▸ **Data extract**
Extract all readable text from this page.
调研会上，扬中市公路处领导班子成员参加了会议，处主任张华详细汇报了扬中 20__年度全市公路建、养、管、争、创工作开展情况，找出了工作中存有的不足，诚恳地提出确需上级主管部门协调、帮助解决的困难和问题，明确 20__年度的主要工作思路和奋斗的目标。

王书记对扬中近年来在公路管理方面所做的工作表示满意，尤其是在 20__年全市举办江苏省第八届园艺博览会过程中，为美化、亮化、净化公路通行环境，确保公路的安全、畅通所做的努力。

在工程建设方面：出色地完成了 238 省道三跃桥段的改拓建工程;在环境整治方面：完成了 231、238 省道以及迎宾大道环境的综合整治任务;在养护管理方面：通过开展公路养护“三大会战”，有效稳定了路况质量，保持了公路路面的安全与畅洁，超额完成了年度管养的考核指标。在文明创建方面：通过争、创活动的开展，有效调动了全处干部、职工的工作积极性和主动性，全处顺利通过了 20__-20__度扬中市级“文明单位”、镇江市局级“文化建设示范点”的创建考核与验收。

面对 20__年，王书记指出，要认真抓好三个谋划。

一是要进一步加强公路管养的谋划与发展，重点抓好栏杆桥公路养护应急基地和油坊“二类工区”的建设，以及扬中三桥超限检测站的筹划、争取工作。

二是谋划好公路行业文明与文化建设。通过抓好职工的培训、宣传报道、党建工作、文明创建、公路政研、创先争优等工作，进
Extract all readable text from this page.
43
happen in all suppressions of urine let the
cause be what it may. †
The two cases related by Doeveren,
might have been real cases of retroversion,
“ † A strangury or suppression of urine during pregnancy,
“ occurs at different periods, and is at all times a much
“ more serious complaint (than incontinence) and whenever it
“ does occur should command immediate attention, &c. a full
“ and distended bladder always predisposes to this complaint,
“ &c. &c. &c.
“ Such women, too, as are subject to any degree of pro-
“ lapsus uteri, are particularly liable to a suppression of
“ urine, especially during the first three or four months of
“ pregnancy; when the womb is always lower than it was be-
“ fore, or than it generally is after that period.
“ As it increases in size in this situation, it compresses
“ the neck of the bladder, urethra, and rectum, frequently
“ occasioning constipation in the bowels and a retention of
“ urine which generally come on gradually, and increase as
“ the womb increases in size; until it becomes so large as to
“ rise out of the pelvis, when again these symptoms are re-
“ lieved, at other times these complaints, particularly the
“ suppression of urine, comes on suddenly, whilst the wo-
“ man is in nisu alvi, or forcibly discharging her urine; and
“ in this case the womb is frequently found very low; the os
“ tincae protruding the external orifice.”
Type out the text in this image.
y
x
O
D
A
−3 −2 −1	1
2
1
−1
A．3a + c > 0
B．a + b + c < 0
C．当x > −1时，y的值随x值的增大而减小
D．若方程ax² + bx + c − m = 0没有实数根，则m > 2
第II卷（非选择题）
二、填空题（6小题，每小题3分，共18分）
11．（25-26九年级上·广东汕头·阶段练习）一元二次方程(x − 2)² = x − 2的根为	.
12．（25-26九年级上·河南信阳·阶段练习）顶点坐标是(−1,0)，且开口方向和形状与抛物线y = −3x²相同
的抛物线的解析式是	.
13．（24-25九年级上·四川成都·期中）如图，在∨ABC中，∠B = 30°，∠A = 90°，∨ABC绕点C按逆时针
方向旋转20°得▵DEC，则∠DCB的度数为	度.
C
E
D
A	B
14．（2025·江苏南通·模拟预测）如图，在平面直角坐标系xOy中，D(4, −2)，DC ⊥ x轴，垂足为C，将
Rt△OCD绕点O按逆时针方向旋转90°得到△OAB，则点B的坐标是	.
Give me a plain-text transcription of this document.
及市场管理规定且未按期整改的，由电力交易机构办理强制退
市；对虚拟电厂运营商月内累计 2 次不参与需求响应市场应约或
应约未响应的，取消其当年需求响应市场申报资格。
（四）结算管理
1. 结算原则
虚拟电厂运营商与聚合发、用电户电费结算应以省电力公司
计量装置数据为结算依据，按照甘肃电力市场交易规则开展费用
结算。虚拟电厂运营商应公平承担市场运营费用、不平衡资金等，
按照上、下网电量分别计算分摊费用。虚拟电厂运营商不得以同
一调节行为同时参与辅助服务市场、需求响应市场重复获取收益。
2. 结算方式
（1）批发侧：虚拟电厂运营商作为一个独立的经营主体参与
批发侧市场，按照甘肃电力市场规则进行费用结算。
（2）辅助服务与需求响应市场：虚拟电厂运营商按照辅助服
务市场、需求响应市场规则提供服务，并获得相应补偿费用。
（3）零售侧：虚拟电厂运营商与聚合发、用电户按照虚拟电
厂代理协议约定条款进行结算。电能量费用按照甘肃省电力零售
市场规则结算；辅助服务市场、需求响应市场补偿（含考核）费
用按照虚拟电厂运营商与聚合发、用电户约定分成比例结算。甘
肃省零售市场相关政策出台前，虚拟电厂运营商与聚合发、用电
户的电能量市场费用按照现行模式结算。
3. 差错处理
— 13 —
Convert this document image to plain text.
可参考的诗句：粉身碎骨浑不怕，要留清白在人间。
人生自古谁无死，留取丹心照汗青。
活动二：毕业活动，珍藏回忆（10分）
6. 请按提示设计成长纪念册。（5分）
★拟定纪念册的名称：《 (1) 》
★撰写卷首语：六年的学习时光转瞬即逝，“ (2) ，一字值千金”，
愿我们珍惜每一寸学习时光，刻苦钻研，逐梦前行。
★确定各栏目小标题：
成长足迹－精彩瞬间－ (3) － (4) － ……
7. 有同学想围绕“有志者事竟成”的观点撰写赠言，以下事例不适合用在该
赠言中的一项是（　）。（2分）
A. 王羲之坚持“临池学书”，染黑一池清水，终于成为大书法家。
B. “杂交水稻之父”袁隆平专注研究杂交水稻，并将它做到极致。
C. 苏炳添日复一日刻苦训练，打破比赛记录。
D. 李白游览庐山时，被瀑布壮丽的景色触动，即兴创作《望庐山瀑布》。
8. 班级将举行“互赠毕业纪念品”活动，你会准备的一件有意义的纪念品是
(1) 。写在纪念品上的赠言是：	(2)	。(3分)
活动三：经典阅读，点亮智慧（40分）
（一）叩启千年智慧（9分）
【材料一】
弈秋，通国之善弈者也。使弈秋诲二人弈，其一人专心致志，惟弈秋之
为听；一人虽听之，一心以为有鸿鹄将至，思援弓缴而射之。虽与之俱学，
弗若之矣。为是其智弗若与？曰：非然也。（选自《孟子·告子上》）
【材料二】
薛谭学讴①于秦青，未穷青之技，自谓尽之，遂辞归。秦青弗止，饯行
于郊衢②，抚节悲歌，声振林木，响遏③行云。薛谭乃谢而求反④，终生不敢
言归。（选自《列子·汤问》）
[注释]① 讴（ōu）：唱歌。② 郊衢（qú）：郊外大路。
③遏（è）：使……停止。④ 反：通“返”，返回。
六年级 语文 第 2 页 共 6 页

▸ **Task instructions**
How many lines of these entries hold the string "particularly"? Answer with the number alone.

▸ **Result**
2